* Exercise objective: Below is some material; set it all down exactly, apart from the pictures.
◆ ◆ ◆ ◆ ◆
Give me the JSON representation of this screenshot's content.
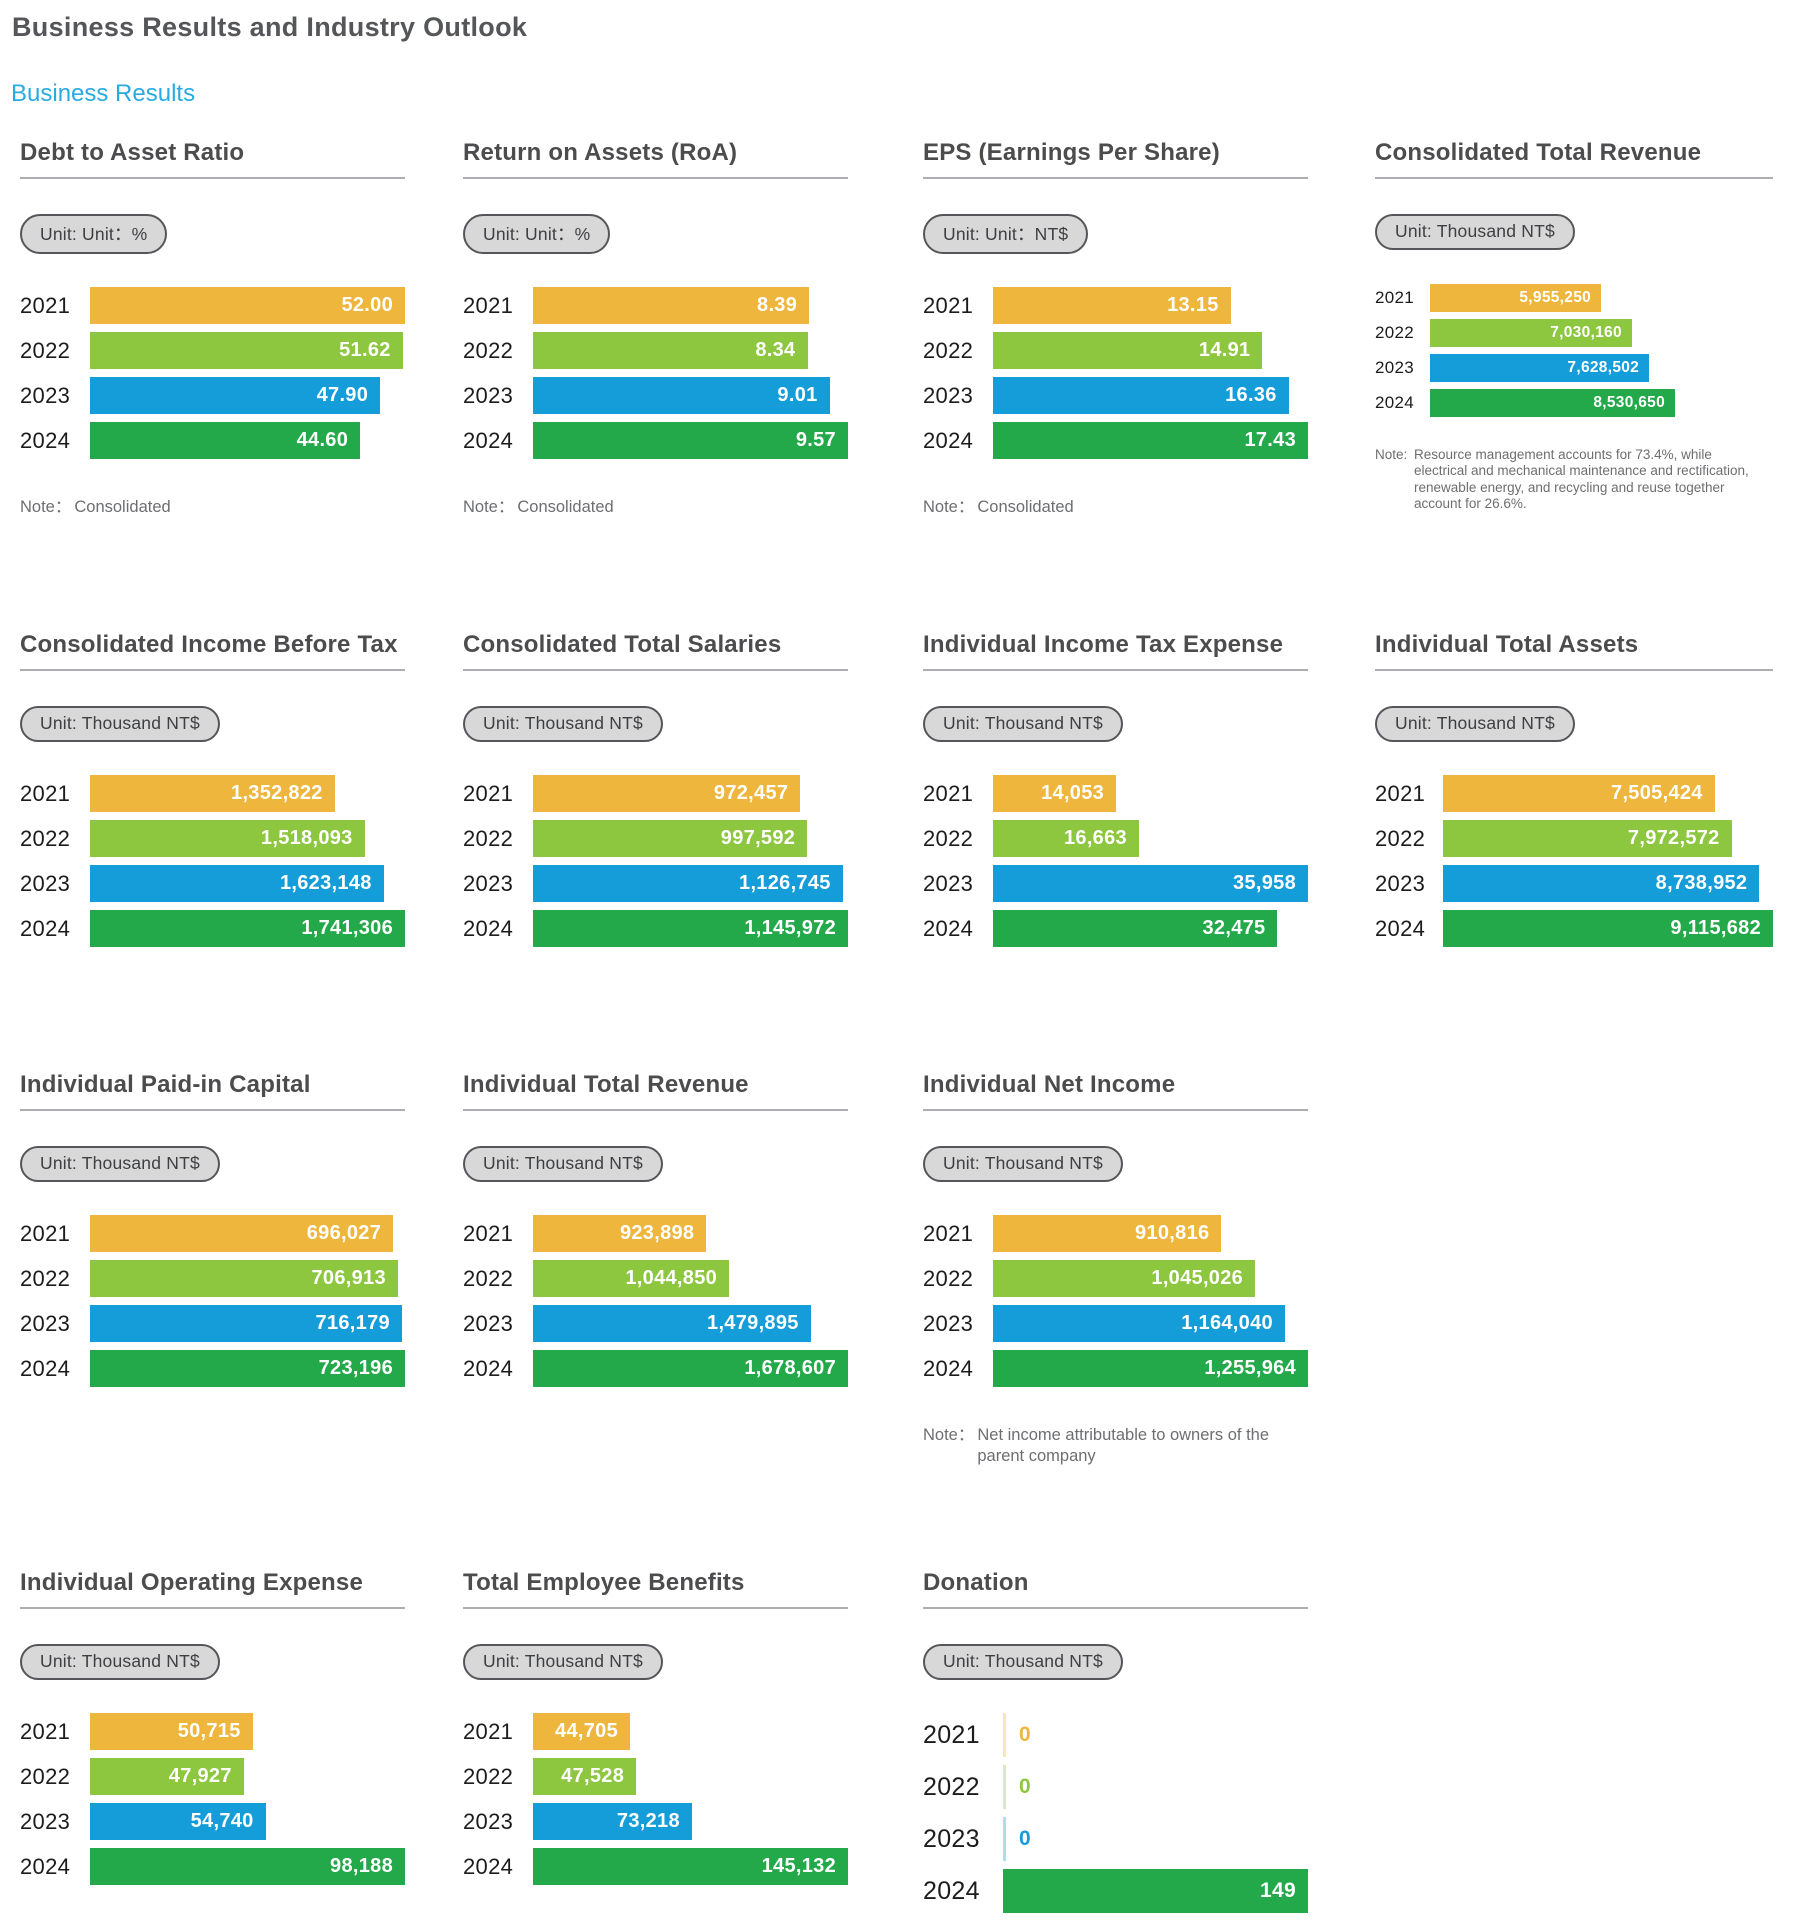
{
  "header": {
    "title": "Business Results and Industry Outlook",
    "subtitle": "Business Results"
  },
  "years": [
    "2021",
    "2022",
    "2023",
    "2024"
  ],
  "year_colors": [
    "#EEB63C",
    "#8DC63F",
    "#149DD9",
    "#23A84A"
  ],
  "chart_data": [
    {
      "type": "bar",
      "orientation": "horizontal",
      "title": "Debt to Asset Ratio",
      "unit_label": "Unit: Unit：%",
      "categories": [
        "2021",
        "2022",
        "2023",
        "2024"
      ],
      "values": [
        52.0,
        51.62,
        47.9,
        44.6
      ],
      "value_labels": [
        "52.00",
        "51.62",
        "47.90",
        "44.60"
      ],
      "note_label": "Note：",
      "note_text": "Consolidated",
      "layout": {
        "col": 1,
        "row": 1,
        "variant": "standard"
      }
    },
    {
      "type": "bar",
      "orientation": "horizontal",
      "title": "Return on Assets (RoA)",
      "unit_label": "Unit: Unit：%",
      "categories": [
        "2021",
        "2022",
        "2023",
        "2024"
      ],
      "values": [
        8.39,
        8.34,
        9.01,
        9.57
      ],
      "value_labels": [
        "8.39",
        "8.34",
        "9.01",
        "9.57"
      ],
      "note_label": "Note：",
      "note_text": "Consolidated",
      "layout": {
        "col": 2,
        "row": 1,
        "variant": "standard"
      }
    },
    {
      "type": "bar",
      "orientation": "horizontal",
      "title": "EPS (Earnings Per Share)",
      "unit_label": "Unit: Unit：NT$",
      "categories": [
        "2021",
        "2022",
        "2023",
        "2024"
      ],
      "values": [
        13.15,
        14.91,
        16.36,
        17.43
      ],
      "value_labels": [
        "13.15",
        "14.91",
        "16.36",
        "17.43"
      ],
      "note_label": "Note：",
      "note_text": "Consolidated",
      "layout": {
        "col": 3,
        "row": 1,
        "variant": "standard"
      }
    },
    {
      "type": "bar",
      "orientation": "horizontal",
      "title": "Consolidated Total Revenue",
      "unit_label": "Unit: Thousand NT$",
      "categories": [
        "2021",
        "2022",
        "2023",
        "2024"
      ],
      "values": [
        5955250,
        7030160,
        7628502,
        8530650
      ],
      "value_labels": [
        "5,955,250",
        "7,030,160",
        "7,628,502",
        "8,530,650"
      ],
      "note_label": "Note: ",
      "note_text": "Resource management accounts for 73.4%, while electrical and mechanical maintenance and rectification, renewable energy, and recycling and reuse together account for 26.6%.",
      "layout": {
        "col": 4,
        "row": 1,
        "variant": "small"
      }
    },
    {
      "type": "bar",
      "orientation": "horizontal",
      "title": "Consolidated Income Before Tax",
      "unit_label": "Unit: Thousand NT$",
      "categories": [
        "2021",
        "2022",
        "2023",
        "2024"
      ],
      "values": [
        1352822,
        1518093,
        1623148,
        1741306
      ],
      "value_labels": [
        "1,352,822",
        "1,518,093",
        "1,623,148",
        "1,741,306"
      ],
      "note_label": null,
      "note_text": null,
      "layout": {
        "col": 1,
        "row": 2,
        "variant": "standard"
      }
    },
    {
      "type": "bar",
      "orientation": "horizontal",
      "title": "Consolidated Total Salaries",
      "unit_label": "Unit: Thousand NT$",
      "categories": [
        "2021",
        "2022",
        "2023",
        "2024"
      ],
      "values": [
        972457,
        997592,
        1126745,
        1145972
      ],
      "value_labels": [
        "972,457",
        "997,592",
        "1,126,745",
        "1,145,972"
      ],
      "note_label": null,
      "note_text": null,
      "layout": {
        "col": 2,
        "row": 2,
        "variant": "standard"
      }
    },
    {
      "type": "bar",
      "orientation": "horizontal",
      "title": "Individual Income Tax Expense",
      "unit_label": "Unit: Thousand NT$",
      "categories": [
        "2021",
        "2022",
        "2023",
        "2024"
      ],
      "values": [
        14053,
        16663,
        35958,
        32475
      ],
      "value_labels": [
        "14,053",
        "16,663",
        "35,958",
        "32,475"
      ],
      "note_label": null,
      "note_text": null,
      "layout": {
        "col": 3,
        "row": 2,
        "variant": "standard"
      }
    },
    {
      "type": "bar",
      "orientation": "horizontal",
      "title": "Individual Total Assets",
      "unit_label": "Unit: Thousand NT$",
      "categories": [
        "2021",
        "2022",
        "2023",
        "2024"
      ],
      "values": [
        7505424,
        7972572,
        8738952,
        9115682
      ],
      "value_labels": [
        "7,505,424",
        "7,972,572",
        "8,738,952",
        "9,115,682"
      ],
      "note_label": null,
      "note_text": null,
      "layout": {
        "col": 4,
        "row": 2,
        "variant": "wide"
      }
    },
    {
      "type": "bar",
      "orientation": "horizontal",
      "title": "Individual Paid-in Capital",
      "unit_label": "Unit: Thousand NT$",
      "categories": [
        "2021",
        "2022",
        "2023",
        "2024"
      ],
      "values": [
        696027,
        706913,
        716179,
        723196
      ],
      "value_labels": [
        "696,027",
        "706,913",
        "716,179",
        "723,196"
      ],
      "note_label": null,
      "note_text": null,
      "layout": {
        "col": 1,
        "row": 3,
        "variant": "standard"
      }
    },
    {
      "type": "bar",
      "orientation": "horizontal",
      "title": "Individual Total Revenue",
      "unit_label": "Unit: Thousand NT$",
      "categories": [
        "2021",
        "2022",
        "2023",
        "2024"
      ],
      "values": [
        923898,
        1044850,
        1479895,
        1678607
      ],
      "value_labels": [
        "923,898",
        "1,044,850",
        "1,479,895",
        "1,678,607"
      ],
      "note_label": null,
      "note_text": null,
      "layout": {
        "col": 2,
        "row": 3,
        "variant": "standard"
      }
    },
    {
      "type": "bar",
      "orientation": "horizontal",
      "title": "Individual Net Income",
      "unit_label": "Unit: Thousand NT$",
      "categories": [
        "2021",
        "2022",
        "2023",
        "2024"
      ],
      "values": [
        910816,
        1045026,
        1164040,
        1255964
      ],
      "value_labels": [
        "910,816",
        "1,045,026",
        "1,164,040",
        "1,255,964"
      ],
      "note_label": "Note：",
      "note_text": "Net income attributable to owners of the parent company",
      "layout": {
        "col": 3,
        "row": 3,
        "variant": "standard"
      }
    },
    {
      "type": "bar",
      "orientation": "horizontal",
      "title": "Individual Operating Expense",
      "unit_label": "Unit: Thousand NT$",
      "categories": [
        "2021",
        "2022",
        "2023",
        "2024"
      ],
      "values": [
        50715,
        47927,
        54740,
        98188
      ],
      "value_labels": [
        "50,715",
        "47,927",
        "54,740",
        "98,188"
      ],
      "note_label": null,
      "note_text": null,
      "layout": {
        "col": 1,
        "row": 4,
        "variant": "standard"
      }
    },
    {
      "type": "bar",
      "orientation": "horizontal",
      "title": "Total Employee Benefits",
      "unit_label": "Unit: Thousand NT$",
      "categories": [
        "2021",
        "2022",
        "2023",
        "2024"
      ],
      "values": [
        44705,
        47528,
        73218,
        145132
      ],
      "value_labels": [
        "44,705",
        "47,528",
        "73,218",
        "145,132"
      ],
      "note_label": null,
      "note_text": null,
      "layout": {
        "col": 2,
        "row": 4,
        "variant": "standard"
      }
    },
    {
      "type": "bar",
      "orientation": "horizontal",
      "title": "Donation",
      "unit_label": "Unit: Thousand NT$",
      "categories": [
        "2021",
        "2022",
        "2023",
        "2024"
      ],
      "values": [
        0,
        0,
        0,
        149
      ],
      "value_labels": [
        "0",
        "0",
        "0",
        "149"
      ],
      "note_label": null,
      "note_text": null,
      "layout": {
        "col": 3,
        "row": 4,
        "variant": "tall"
      }
    }
  ]
}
◆ ◆ ◆ ◆ ◆
* Task response:
Give me the JSON representation of this screenshot's content.
{
  "header": {
    "title": "Business Results and Industry Outlook",
    "subtitle": "Business Results"
  },
  "years": [
    "2021",
    "2022",
    "2023",
    "2024"
  ],
  "year_colors": [
    "#EEB63C",
    "#8DC63F",
    "#149DD9",
    "#23A84A"
  ],
  "chart_data": [
    {
      "type": "bar",
      "orientation": "horizontal",
      "title": "Debt to Asset Ratio",
      "unit_label": "Unit: Unit：%",
      "categories": [
        "2021",
        "2022",
        "2023",
        "2024"
      ],
      "values": [
        52.0,
        51.62,
        47.9,
        44.6
      ],
      "value_labels": [
        "52.00",
        "51.62",
        "47.90",
        "44.60"
      ],
      "note_label": "Note：",
      "note_text": "Consolidated",
      "layout": {
        "col": 1,
        "row": 1,
        "variant": "standard"
      }
    },
    {
      "type": "bar",
      "orientation": "horizontal",
      "title": "Return on Assets (RoA)",
      "unit_label": "Unit: Unit：%",
      "categories": [
        "2021",
        "2022",
        "2023",
        "2024"
      ],
      "values": [
        8.39,
        8.34,
        9.01,
        9.57
      ],
      "value_labels": [
        "8.39",
        "8.34",
        "9.01",
        "9.57"
      ],
      "note_label": "Note：",
      "note_text": "Consolidated",
      "layout": {
        "col": 2,
        "row": 1,
        "variant": "standard"
      }
    },
    {
      "type": "bar",
      "orientation": "horizontal",
      "title": "EPS (Earnings Per Share)",
      "unit_label": "Unit: Unit：NT$",
      "categories": [
        "2021",
        "2022",
        "2023",
        "2024"
      ],
      "values": [
        13.15,
        14.91,
        16.36,
        17.43
      ],
      "value_labels": [
        "13.15",
        "14.91",
        "16.36",
        "17.43"
      ],
      "note_label": "Note：",
      "note_text": "Consolidated",
      "layout": {
        "col": 3,
        "row": 1,
        "variant": "standard"
      }
    },
    {
      "type": "bar",
      "orientation": "horizontal",
      "title": "Consolidated Total Revenue",
      "unit_label": "Unit: Thousand NT$",
      "categories": [
        "2021",
        "2022",
        "2023",
        "2024"
      ],
      "values": [
        5955250,
        7030160,
        7628502,
        8530650
      ],
      "value_labels": [
        "5,955,250",
        "7,030,160",
        "7,628,502",
        "8,530,650"
      ],
      "note_label": "Note: ",
      "note_text": "Resource management accounts for 73.4%, while electrical and mechanical maintenance and rectification, renewable energy, and recycling and reuse together account for 26.6%.",
      "layout": {
        "col": 4,
        "row": 1,
        "variant": "small"
      }
    },
    {
      "type": "bar",
      "orientation": "horizontal",
      "title": "Consolidated Income Before Tax",
      "unit_label": "Unit: Thousand NT$",
      "categories": [
        "2021",
        "2022",
        "2023",
        "2024"
      ],
      "values": [
        1352822,
        1518093,
        1623148,
        1741306
      ],
      "value_labels": [
        "1,352,822",
        "1,518,093",
        "1,623,148",
        "1,741,306"
      ],
      "note_label": null,
      "note_text": null,
      "layout": {
        "col": 1,
        "row": 2,
        "variant": "standard"
      }
    },
    {
      "type": "bar",
      "orientation": "horizontal",
      "title": "Consolidated Total Salaries",
      "unit_label": "Unit: Thousand NT$",
      "categories": [
        "2021",
        "2022",
        "2023",
        "2024"
      ],
      "values": [
        972457,
        997592,
        1126745,
        1145972
      ],
      "value_labels": [
        "972,457",
        "997,592",
        "1,126,745",
        "1,145,972"
      ],
      "note_label": null,
      "note_text": null,
      "layout": {
        "col": 2,
        "row": 2,
        "variant": "standard"
      }
    },
    {
      "type": "bar",
      "orientation": "horizontal",
      "title": "Individual Income Tax Expense",
      "unit_label": "Unit: Thousand NT$",
      "categories": [
        "2021",
        "2022",
        "2023",
        "2024"
      ],
      "values": [
        14053,
        16663,
        35958,
        32475
      ],
      "value_labels": [
        "14,053",
        "16,663",
        "35,958",
        "32,475"
      ],
      "note_label": null,
      "note_text": null,
      "layout": {
        "col": 3,
        "row": 2,
        "variant": "standard"
      }
    },
    {
      "type": "bar",
      "orientation": "horizontal",
      "title": "Individual Total Assets",
      "unit_label": "Unit: Thousand NT$",
      "categories": [
        "2021",
        "2022",
        "2023",
        "2024"
      ],
      "values": [
        7505424,
        7972572,
        8738952,
        9115682
      ],
      "value_labels": [
        "7,505,424",
        "7,972,572",
        "8,738,952",
        "9,115,682"
      ],
      "note_label": null,
      "note_text": null,
      "layout": {
        "col": 4,
        "row": 2,
        "variant": "wide"
      }
    },
    {
      "type": "bar",
      "orientation": "horizontal",
      "title": "Individual Paid-in Capital",
      "unit_label": "Unit: Thousand NT$",
      "categories": [
        "2021",
        "2022",
        "2023",
        "2024"
      ],
      "values": [
        696027,
        706913,
        716179,
        723196
      ],
      "value_labels": [
        "696,027",
        "706,913",
        "716,179",
        "723,196"
      ],
      "note_label": null,
      "note_text": null,
      "layout": {
        "col": 1,
        "row": 3,
        "variant": "standard"
      }
    },
    {
      "type": "bar",
      "orientation": "horizontal",
      "title": "Individual Total Revenue",
      "unit_label": "Unit: Thousand NT$",
      "categories": [
        "2021",
        "2022",
        "2023",
        "2024"
      ],
      "values": [
        923898,
        1044850,
        1479895,
        1678607
      ],
      "value_labels": [
        "923,898",
        "1,044,850",
        "1,479,895",
        "1,678,607"
      ],
      "note_label": null,
      "note_text": null,
      "layout": {
        "col": 2,
        "row": 3,
        "variant": "standard"
      }
    },
    {
      "type": "bar",
      "orientation": "horizontal",
      "title": "Individual Net Income",
      "unit_label": "Unit: Thousand NT$",
      "categories": [
        "2021",
        "2022",
        "2023",
        "2024"
      ],
      "values": [
        910816,
        1045026,
        1164040,
        1255964
      ],
      "value_labels": [
        "910,816",
        "1,045,026",
        "1,164,040",
        "1,255,964"
      ],
      "note_label": "Note：",
      "note_text": "Net income attributable to owners of the parent company",
      "layout": {
        "col": 3,
        "row": 3,
        "variant": "standard"
      }
    },
    {
      "type": "bar",
      "orientation": "horizontal",
      "title": "Individual Operating Expense",
      "unit_label": "Unit: Thousand NT$",
      "categories": [
        "2021",
        "2022",
        "2023",
        "2024"
      ],
      "values": [
        50715,
        47927,
        54740,
        98188
      ],
      "value_labels": [
        "50,715",
        "47,927",
        "54,740",
        "98,188"
      ],
      "note_label": null,
      "note_text": null,
      "layout": {
        "col": 1,
        "row": 4,
        "variant": "standard"
      }
    },
    {
      "type": "bar",
      "orientation": "horizontal",
      "title": "Total Employee Benefits",
      "unit_label": "Unit: Thousand NT$",
      "categories": [
        "2021",
        "2022",
        "2023",
        "2024"
      ],
      "values": [
        44705,
        47528,
        73218,
        145132
      ],
      "value_labels": [
        "44,705",
        "47,528",
        "73,218",
        "145,132"
      ],
      "note_label": null,
      "note_text": null,
      "layout": {
        "col": 2,
        "row": 4,
        "variant": "standard"
      }
    },
    {
      "type": "bar",
      "orientation": "horizontal",
      "title": "Donation",
      "unit_label": "Unit: Thousand NT$",
      "categories": [
        "2021",
        "2022",
        "2023",
        "2024"
      ],
      "values": [
        0,
        0,
        0,
        149
      ],
      "value_labels": [
        "0",
        "0",
        "0",
        "149"
      ],
      "note_label": null,
      "note_text": null,
      "layout": {
        "col": 3,
        "row": 4,
        "variant": "tall"
      }
    }
  ]
}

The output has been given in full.